*Stored data entries*
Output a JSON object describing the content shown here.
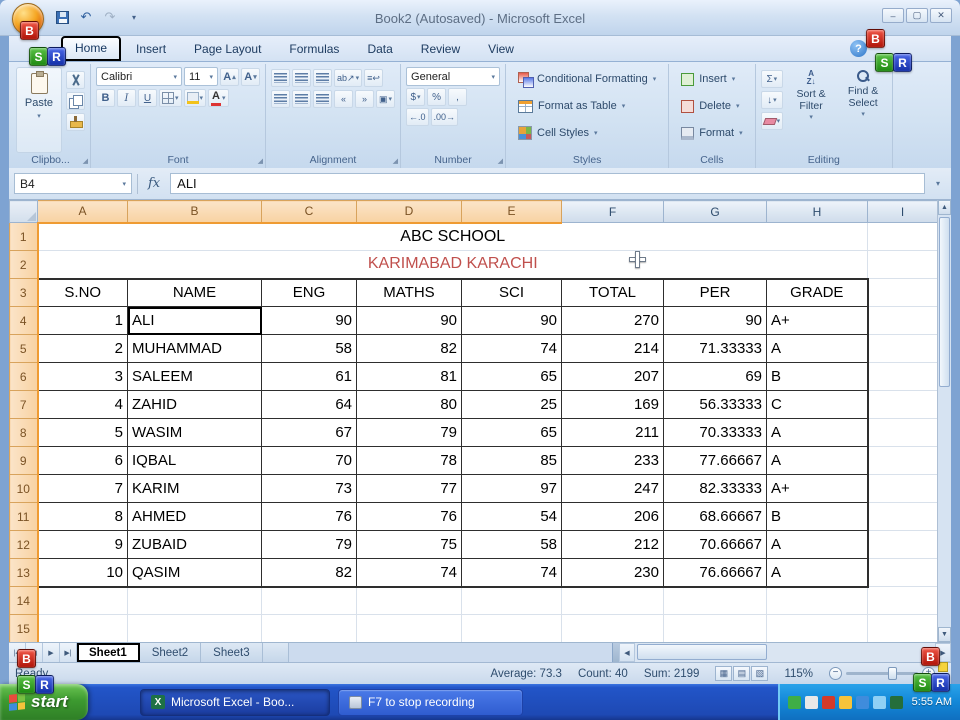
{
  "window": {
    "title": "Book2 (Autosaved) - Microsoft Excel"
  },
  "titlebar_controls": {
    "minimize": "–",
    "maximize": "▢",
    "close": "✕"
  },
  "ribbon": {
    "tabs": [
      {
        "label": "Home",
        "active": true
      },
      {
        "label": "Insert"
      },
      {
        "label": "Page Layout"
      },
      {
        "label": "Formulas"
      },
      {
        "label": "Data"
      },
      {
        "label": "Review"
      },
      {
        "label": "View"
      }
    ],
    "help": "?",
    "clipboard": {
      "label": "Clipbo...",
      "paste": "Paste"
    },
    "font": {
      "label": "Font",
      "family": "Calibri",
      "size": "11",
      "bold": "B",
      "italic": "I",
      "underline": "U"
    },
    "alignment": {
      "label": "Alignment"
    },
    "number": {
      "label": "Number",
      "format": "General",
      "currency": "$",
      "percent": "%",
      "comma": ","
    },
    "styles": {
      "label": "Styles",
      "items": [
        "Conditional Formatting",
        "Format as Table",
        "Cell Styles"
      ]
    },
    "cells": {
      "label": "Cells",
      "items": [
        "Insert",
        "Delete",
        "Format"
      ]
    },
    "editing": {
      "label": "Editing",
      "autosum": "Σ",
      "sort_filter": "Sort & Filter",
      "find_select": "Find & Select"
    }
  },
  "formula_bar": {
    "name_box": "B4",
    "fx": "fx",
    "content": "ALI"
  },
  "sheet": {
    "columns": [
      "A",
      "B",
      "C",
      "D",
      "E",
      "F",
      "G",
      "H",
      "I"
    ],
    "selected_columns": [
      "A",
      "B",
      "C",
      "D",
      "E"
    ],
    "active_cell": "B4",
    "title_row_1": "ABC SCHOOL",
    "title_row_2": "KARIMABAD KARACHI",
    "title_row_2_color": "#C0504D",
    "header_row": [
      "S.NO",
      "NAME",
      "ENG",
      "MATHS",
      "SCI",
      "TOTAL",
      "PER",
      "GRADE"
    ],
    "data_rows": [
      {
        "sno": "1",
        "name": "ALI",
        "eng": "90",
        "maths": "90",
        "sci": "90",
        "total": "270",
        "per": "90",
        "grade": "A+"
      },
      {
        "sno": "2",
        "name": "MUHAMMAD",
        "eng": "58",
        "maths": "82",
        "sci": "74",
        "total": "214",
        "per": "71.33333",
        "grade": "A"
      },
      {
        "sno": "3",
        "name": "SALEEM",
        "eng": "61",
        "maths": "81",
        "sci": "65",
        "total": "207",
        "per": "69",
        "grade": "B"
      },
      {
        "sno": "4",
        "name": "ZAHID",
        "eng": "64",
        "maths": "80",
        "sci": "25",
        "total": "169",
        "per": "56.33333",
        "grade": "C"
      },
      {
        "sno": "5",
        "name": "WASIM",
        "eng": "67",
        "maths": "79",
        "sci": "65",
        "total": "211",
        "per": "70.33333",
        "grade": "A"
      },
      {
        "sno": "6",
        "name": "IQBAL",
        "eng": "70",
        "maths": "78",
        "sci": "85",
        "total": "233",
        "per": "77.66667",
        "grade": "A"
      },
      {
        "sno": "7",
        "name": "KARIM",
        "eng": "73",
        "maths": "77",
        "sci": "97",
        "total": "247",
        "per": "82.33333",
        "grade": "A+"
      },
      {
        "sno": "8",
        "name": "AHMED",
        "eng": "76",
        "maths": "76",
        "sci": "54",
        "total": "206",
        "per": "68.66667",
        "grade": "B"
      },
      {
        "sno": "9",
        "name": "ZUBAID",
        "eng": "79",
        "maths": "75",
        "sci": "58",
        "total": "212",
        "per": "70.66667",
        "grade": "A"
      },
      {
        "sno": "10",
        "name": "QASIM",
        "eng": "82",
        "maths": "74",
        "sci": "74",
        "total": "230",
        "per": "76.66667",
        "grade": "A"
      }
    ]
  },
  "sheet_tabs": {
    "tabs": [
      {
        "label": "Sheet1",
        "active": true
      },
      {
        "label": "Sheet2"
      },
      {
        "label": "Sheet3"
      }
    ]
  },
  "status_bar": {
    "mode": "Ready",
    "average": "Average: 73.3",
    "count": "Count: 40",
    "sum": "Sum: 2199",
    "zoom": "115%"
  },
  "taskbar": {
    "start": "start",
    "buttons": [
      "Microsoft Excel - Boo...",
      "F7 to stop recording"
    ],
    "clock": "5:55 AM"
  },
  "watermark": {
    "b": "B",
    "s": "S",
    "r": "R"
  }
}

*Instructions to follow*
Pictures are excluded; copy every other part of the records exactly.

*Problem solution*
Output a JSON object describing the content shown here.
{
  "window": {
    "title": "Book2 (Autosaved) - Microsoft Excel"
  },
  "titlebar_controls": {
    "minimize": "–",
    "maximize": "▢",
    "close": "✕"
  },
  "ribbon": {
    "tabs": [
      {
        "label": "Home",
        "active": true
      },
      {
        "label": "Insert"
      },
      {
        "label": "Page Layout"
      },
      {
        "label": "Formulas"
      },
      {
        "label": "Data"
      },
      {
        "label": "Review"
      },
      {
        "label": "View"
      }
    ],
    "help": "?",
    "clipboard": {
      "label": "Clipbo...",
      "paste": "Paste"
    },
    "font": {
      "label": "Font",
      "family": "Calibri",
      "size": "11",
      "bold": "B",
      "italic": "I",
      "underline": "U"
    },
    "alignment": {
      "label": "Alignment"
    },
    "number": {
      "label": "Number",
      "format": "General",
      "currency": "$",
      "percent": "%",
      "comma": ","
    },
    "styles": {
      "label": "Styles",
      "items": [
        "Conditional Formatting",
        "Format as Table",
        "Cell Styles"
      ]
    },
    "cells": {
      "label": "Cells",
      "items": [
        "Insert",
        "Delete",
        "Format"
      ]
    },
    "editing": {
      "label": "Editing",
      "autosum": "Σ",
      "sort_filter": "Sort & Filter",
      "find_select": "Find & Select"
    }
  },
  "formula_bar": {
    "name_box": "B4",
    "fx": "fx",
    "content": "ALI"
  },
  "sheet": {
    "columns": [
      "A",
      "B",
      "C",
      "D",
      "E",
      "F",
      "G",
      "H",
      "I"
    ],
    "selected_columns": [
      "A",
      "B",
      "C",
      "D",
      "E"
    ],
    "active_cell": "B4",
    "title_row_1": "ABC SCHOOL",
    "title_row_2": "KARIMABAD KARACHI",
    "title_row_2_color": "#C0504D",
    "header_row": [
      "S.NO",
      "NAME",
      "ENG",
      "MATHS",
      "SCI",
      "TOTAL",
      "PER",
      "GRADE"
    ],
    "data_rows": [
      {
        "sno": "1",
        "name": "ALI",
        "eng": "90",
        "maths": "90",
        "sci": "90",
        "total": "270",
        "per": "90",
        "grade": "A+"
      },
      {
        "sno": "2",
        "name": "MUHAMMAD",
        "eng": "58",
        "maths": "82",
        "sci": "74",
        "total": "214",
        "per": "71.33333",
        "grade": "A"
      },
      {
        "sno": "3",
        "name": "SALEEM",
        "eng": "61",
        "maths": "81",
        "sci": "65",
        "total": "207",
        "per": "69",
        "grade": "B"
      },
      {
        "sno": "4",
        "name": "ZAHID",
        "eng": "64",
        "maths": "80",
        "sci": "25",
        "total": "169",
        "per": "56.33333",
        "grade": "C"
      },
      {
        "sno": "5",
        "name": "WASIM",
        "eng": "67",
        "maths": "79",
        "sci": "65",
        "total": "211",
        "per": "70.33333",
        "grade": "A"
      },
      {
        "sno": "6",
        "name": "IQBAL",
        "eng": "70",
        "maths": "78",
        "sci": "85",
        "total": "233",
        "per": "77.66667",
        "grade": "A"
      },
      {
        "sno": "7",
        "name": "KARIM",
        "eng": "73",
        "maths": "77",
        "sci": "97",
        "total": "247",
        "per": "82.33333",
        "grade": "A+"
      },
      {
        "sno": "8",
        "name": "AHMED",
        "eng": "76",
        "maths": "76",
        "sci": "54",
        "total": "206",
        "per": "68.66667",
        "grade": "B"
      },
      {
        "sno": "9",
        "name": "ZUBAID",
        "eng": "79",
        "maths": "75",
        "sci": "58",
        "total": "212",
        "per": "70.66667",
        "grade": "A"
      },
      {
        "sno": "10",
        "name": "QASIM",
        "eng": "82",
        "maths": "74",
        "sci": "74",
        "total": "230",
        "per": "76.66667",
        "grade": "A"
      }
    ]
  },
  "sheet_tabs": {
    "tabs": [
      {
        "label": "Sheet1",
        "active": true
      },
      {
        "label": "Sheet2"
      },
      {
        "label": "Sheet3"
      }
    ]
  },
  "status_bar": {
    "mode": "Ready",
    "average": "Average: 73.3",
    "count": "Count: 40",
    "sum": "Sum: 2199",
    "zoom": "115%"
  },
  "taskbar": {
    "start": "start",
    "buttons": [
      "Microsoft Excel - Boo...",
      "F7 to stop recording"
    ],
    "clock": "5:55 AM"
  },
  "watermark": {
    "b": "B",
    "s": "S",
    "r": "R"
  }
}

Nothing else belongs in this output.